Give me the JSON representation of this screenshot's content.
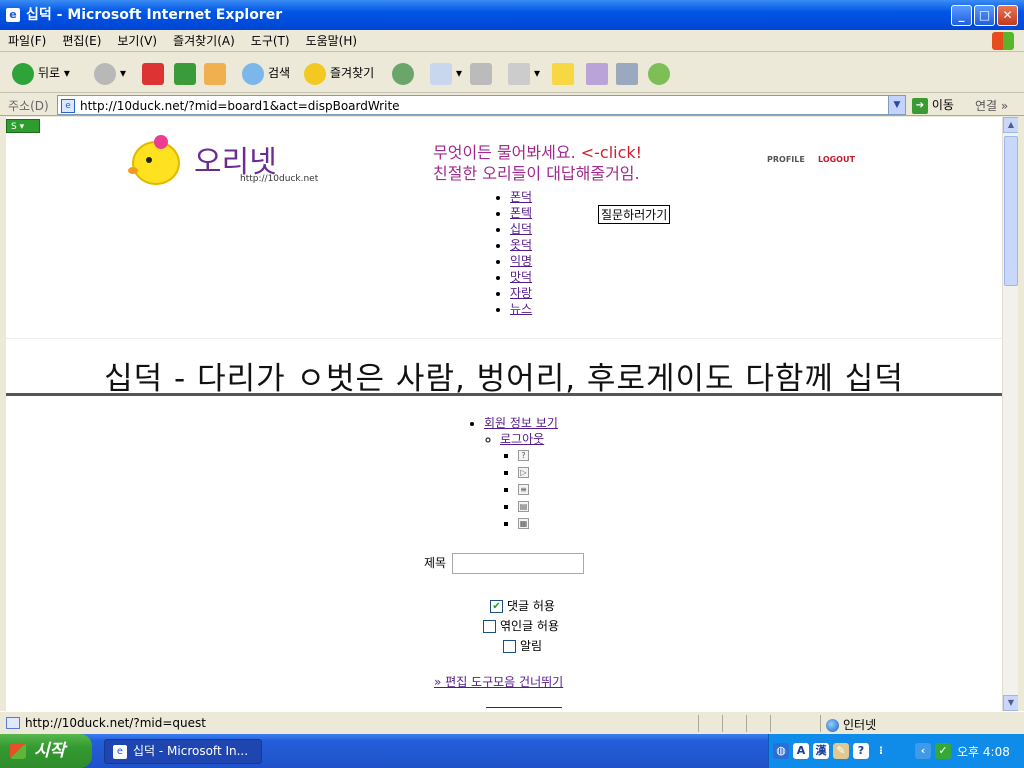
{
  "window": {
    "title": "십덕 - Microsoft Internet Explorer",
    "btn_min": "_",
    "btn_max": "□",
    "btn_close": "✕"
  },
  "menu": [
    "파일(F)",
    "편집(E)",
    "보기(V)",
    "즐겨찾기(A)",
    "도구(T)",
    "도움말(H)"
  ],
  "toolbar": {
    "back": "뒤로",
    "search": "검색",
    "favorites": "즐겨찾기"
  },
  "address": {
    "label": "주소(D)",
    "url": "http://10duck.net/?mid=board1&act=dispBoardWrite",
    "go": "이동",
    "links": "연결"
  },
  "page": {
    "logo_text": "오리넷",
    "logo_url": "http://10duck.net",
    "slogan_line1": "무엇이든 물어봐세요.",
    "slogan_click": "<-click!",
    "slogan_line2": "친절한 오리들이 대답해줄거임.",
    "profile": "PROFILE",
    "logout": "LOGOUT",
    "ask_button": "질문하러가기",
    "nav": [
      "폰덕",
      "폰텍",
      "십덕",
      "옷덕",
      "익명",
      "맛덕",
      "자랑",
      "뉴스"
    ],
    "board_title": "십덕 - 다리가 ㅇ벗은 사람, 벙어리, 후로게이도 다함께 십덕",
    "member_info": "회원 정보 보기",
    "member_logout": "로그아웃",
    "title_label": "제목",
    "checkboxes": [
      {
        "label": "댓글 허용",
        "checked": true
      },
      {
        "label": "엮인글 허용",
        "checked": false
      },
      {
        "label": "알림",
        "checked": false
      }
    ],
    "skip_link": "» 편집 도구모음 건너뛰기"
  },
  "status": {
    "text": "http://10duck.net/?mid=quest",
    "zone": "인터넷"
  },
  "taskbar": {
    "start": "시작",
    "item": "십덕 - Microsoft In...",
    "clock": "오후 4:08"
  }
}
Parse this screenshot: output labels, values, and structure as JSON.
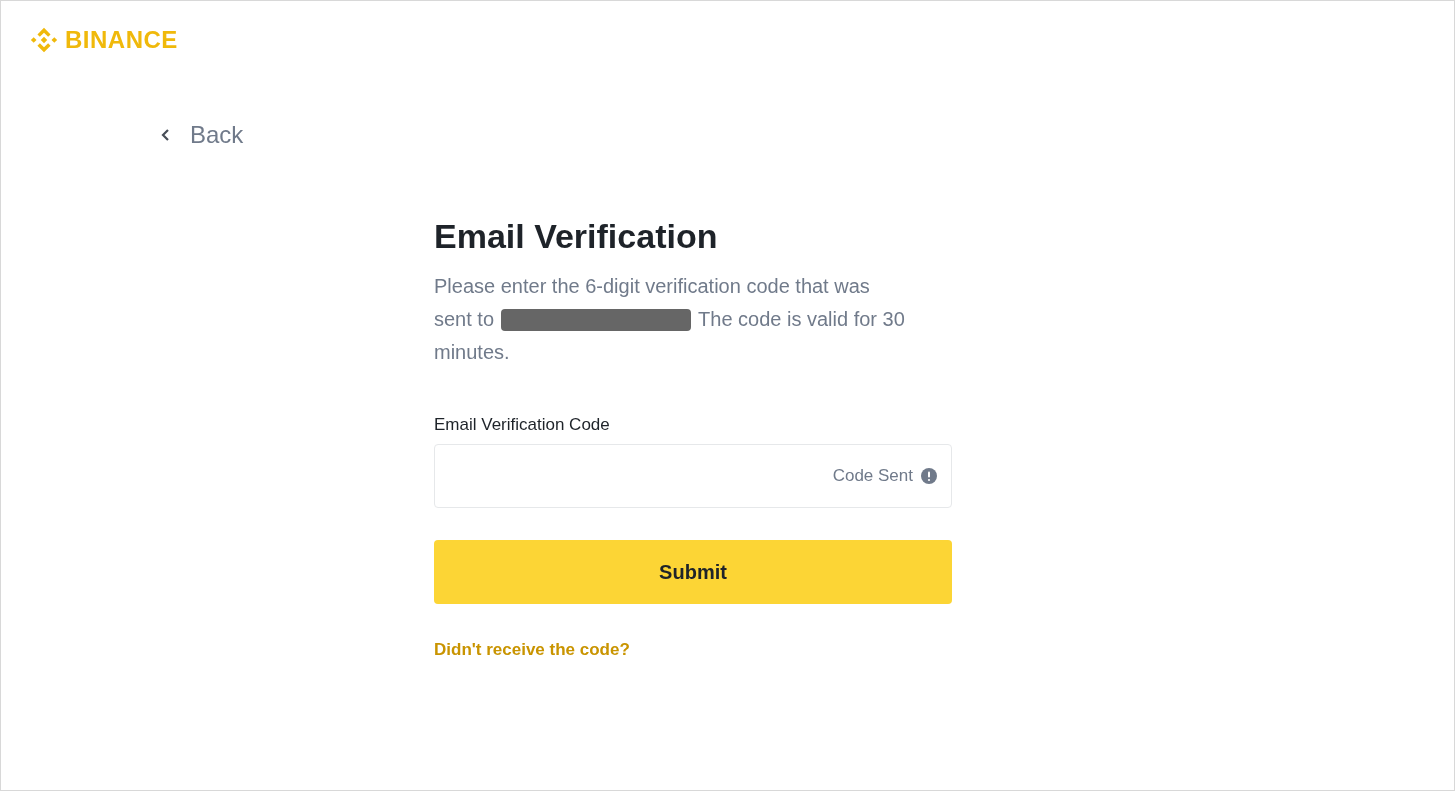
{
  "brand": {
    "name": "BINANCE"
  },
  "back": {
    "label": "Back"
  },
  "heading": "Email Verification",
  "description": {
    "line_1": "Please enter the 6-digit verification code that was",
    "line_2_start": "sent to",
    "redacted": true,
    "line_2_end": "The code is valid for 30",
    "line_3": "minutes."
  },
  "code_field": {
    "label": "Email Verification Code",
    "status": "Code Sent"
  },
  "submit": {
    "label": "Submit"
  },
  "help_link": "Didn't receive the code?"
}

_ _ _ _ _

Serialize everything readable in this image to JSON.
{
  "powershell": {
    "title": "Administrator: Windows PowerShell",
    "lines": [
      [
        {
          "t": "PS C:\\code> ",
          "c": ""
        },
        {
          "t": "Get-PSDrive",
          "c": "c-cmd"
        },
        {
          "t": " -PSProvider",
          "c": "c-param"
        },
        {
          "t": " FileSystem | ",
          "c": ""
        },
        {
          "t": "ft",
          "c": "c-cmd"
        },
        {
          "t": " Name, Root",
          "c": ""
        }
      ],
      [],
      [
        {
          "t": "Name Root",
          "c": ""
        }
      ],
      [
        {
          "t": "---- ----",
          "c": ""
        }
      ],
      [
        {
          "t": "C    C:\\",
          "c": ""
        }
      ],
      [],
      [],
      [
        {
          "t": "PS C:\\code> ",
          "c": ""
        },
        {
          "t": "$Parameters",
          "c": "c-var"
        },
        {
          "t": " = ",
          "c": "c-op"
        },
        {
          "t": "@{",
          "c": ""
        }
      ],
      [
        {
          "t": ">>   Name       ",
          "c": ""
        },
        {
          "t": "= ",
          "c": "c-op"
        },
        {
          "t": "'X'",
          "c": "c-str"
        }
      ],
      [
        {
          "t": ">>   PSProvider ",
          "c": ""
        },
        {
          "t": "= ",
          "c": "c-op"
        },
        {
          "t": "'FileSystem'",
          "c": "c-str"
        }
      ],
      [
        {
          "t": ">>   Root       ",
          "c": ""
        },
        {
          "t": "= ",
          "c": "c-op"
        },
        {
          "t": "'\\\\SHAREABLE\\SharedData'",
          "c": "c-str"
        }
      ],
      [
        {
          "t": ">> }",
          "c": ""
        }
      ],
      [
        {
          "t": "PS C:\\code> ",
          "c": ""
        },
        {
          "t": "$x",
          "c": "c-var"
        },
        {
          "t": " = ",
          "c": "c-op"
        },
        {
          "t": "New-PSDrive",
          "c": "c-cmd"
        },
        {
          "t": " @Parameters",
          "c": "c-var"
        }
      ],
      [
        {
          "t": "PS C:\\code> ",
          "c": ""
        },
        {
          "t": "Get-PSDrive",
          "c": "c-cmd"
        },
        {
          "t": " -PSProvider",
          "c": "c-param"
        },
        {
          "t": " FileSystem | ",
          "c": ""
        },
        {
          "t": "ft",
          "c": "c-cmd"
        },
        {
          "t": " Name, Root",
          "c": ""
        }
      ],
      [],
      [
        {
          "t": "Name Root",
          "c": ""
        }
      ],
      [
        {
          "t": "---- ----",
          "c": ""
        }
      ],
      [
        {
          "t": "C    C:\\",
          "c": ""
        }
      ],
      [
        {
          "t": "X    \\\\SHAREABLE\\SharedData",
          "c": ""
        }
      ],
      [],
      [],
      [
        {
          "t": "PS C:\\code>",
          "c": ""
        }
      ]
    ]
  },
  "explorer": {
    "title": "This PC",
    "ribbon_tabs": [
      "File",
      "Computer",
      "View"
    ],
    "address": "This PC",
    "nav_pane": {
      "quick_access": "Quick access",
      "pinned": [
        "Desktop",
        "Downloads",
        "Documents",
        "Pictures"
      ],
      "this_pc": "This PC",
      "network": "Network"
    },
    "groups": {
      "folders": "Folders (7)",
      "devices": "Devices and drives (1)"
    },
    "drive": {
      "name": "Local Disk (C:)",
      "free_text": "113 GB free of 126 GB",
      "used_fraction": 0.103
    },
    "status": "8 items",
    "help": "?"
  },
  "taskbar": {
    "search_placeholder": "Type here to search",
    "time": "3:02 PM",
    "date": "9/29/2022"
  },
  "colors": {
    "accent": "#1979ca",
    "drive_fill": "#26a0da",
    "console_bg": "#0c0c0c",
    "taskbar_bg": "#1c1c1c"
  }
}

_ _ _ _ _

#### TASK
Scan the listing above and identify each line holding the string "SHAREABLE"; copy every such line.

#### FINISHED EXERCISE
          "t": "'\\\\SHAREABLE\\SharedData'",
          "t": "X    \\\\SHAREABLE\\SharedData",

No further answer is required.